▸ **Task to complete**: Copy out all of the material, matching it word for word.

▸ **Stored data**:
================

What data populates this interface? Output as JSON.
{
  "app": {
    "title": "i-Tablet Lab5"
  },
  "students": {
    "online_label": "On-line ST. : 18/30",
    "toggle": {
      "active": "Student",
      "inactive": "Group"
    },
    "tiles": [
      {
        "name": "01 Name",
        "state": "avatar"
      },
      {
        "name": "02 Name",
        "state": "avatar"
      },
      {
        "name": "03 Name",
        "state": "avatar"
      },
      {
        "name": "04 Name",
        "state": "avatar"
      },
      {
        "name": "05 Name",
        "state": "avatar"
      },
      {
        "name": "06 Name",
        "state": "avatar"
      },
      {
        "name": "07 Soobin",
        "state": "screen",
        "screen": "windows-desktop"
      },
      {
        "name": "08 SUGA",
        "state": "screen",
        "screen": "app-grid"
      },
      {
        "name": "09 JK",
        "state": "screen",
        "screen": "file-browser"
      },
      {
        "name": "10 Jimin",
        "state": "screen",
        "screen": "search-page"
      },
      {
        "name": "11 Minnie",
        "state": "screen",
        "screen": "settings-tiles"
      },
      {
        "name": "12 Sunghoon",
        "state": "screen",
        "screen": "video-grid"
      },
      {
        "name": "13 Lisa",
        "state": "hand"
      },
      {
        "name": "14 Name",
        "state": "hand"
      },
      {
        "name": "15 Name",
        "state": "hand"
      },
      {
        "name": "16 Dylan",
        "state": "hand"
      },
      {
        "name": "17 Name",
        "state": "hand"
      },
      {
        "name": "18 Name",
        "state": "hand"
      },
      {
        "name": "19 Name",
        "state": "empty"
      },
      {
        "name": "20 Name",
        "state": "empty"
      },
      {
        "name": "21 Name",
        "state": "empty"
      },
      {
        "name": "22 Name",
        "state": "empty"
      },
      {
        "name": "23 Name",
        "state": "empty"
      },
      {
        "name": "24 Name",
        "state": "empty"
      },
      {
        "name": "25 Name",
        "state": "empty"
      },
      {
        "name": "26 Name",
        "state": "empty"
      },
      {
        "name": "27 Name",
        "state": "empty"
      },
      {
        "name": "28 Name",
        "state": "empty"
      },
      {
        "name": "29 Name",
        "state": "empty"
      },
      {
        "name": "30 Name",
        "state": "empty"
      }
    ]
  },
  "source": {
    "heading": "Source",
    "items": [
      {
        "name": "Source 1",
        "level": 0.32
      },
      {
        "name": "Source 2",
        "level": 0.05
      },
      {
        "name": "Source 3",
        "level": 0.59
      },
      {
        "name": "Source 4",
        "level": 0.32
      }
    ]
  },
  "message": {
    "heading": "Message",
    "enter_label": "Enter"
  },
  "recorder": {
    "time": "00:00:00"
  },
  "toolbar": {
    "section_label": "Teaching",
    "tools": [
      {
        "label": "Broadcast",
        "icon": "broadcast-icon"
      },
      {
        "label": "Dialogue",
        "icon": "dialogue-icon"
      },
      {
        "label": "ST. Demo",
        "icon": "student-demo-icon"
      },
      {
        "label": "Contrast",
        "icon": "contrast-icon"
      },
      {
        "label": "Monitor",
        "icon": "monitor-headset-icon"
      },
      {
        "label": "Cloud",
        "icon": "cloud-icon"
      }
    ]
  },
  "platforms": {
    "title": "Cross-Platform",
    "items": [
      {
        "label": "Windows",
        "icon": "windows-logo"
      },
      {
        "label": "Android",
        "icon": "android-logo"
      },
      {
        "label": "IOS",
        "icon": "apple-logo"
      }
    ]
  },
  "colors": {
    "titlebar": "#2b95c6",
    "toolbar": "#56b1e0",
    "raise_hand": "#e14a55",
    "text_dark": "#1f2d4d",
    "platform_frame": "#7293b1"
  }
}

================

▸ **Exercise solution**:
What data populates this interface? Output as JSON.
{
  "app": {
    "title": "i-Tablet Lab5"
  },
  "students": {
    "online_label": "On-line ST. : 18/30",
    "toggle": {
      "active": "Student",
      "inactive": "Group"
    },
    "tiles": [
      {
        "name": "01 Name",
        "state": "avatar"
      },
      {
        "name": "02 Name",
        "state": "avatar"
      },
      {
        "name": "03 Name",
        "state": "avatar"
      },
      {
        "name": "04 Name",
        "state": "avatar"
      },
      {
        "name": "05 Name",
        "state": "avatar"
      },
      {
        "name": "06 Name",
        "state": "avatar"
      },
      {
        "name": "07 Soobin",
        "state": "screen",
        "screen": "windows-desktop"
      },
      {
        "name": "08 SUGA",
        "state": "screen",
        "screen": "app-grid"
      },
      {
        "name": "09 JK",
        "state": "screen",
        "screen": "file-browser"
      },
      {
        "name": "10 Jimin",
        "state": "screen",
        "screen": "search-page"
      },
      {
        "name": "11 Minnie",
        "state": "screen",
        "screen": "settings-tiles"
      },
      {
        "name": "12 Sunghoon",
        "state": "screen",
        "screen": "video-grid"
      },
      {
        "name": "13 Lisa",
        "state": "hand"
      },
      {
        "name": "14 Name",
        "state": "hand"
      },
      {
        "name": "15 Name",
        "state": "hand"
      },
      {
        "name": "16 Dylan",
        "state": "hand"
      },
      {
        "name": "17 Name",
        "state": "hand"
      },
      {
        "name": "18 Name",
        "state": "hand"
      },
      {
        "name": "19 Name",
        "state": "empty"
      },
      {
        "name": "20 Name",
        "state": "empty"
      },
      {
        "name": "21 Name",
        "state": "empty"
      },
      {
        "name": "22 Name",
        "state": "empty"
      },
      {
        "name": "23 Name",
        "state": "empty"
      },
      {
        "name": "24 Name",
        "state": "empty"
      },
      {
        "name": "25 Name",
        "state": "empty"
      },
      {
        "name": "26 Name",
        "state": "empty"
      },
      {
        "name": "27 Name",
        "state": "empty"
      },
      {
        "name": "28 Name",
        "state": "empty"
      },
      {
        "name": "29 Name",
        "state": "empty"
      },
      {
        "name": "30 Name",
        "state": "empty"
      }
    ]
  },
  "source": {
    "heading": "Source",
    "items": [
      {
        "name": "Source 1",
        "level": 0.32
      },
      {
        "name": "Source 2",
        "level": 0.05
      },
      {
        "name": "Source 3",
        "level": 0.59
      },
      {
        "name": "Source 4",
        "level": 0.32
      }
    ]
  },
  "message": {
    "heading": "Message",
    "enter_label": "Enter"
  },
  "recorder": {
    "time": "00:00:00"
  },
  "toolbar": {
    "section_label": "Teaching",
    "tools": [
      {
        "label": "Broadcast",
        "icon": "broadcast-icon"
      },
      {
        "label": "Dialogue",
        "icon": "dialogue-icon"
      },
      {
        "label": "ST. Demo",
        "icon": "student-demo-icon"
      },
      {
        "label": "Contrast",
        "icon": "contrast-icon"
      },
      {
        "label": "Monitor",
        "icon": "monitor-headset-icon"
      },
      {
        "label": "Cloud",
        "icon": "cloud-icon"
      }
    ]
  },
  "platforms": {
    "title": "Cross-Platform",
    "items": [
      {
        "label": "Windows",
        "icon": "windows-logo"
      },
      {
        "label": "Android",
        "icon": "android-logo"
      },
      {
        "label": "IOS",
        "icon": "apple-logo"
      }
    ]
  },
  "colors": {
    "titlebar": "#2b95c6",
    "toolbar": "#56b1e0",
    "raise_hand": "#e14a55",
    "text_dark": "#1f2d4d",
    "platform_frame": "#7293b1"
  }
}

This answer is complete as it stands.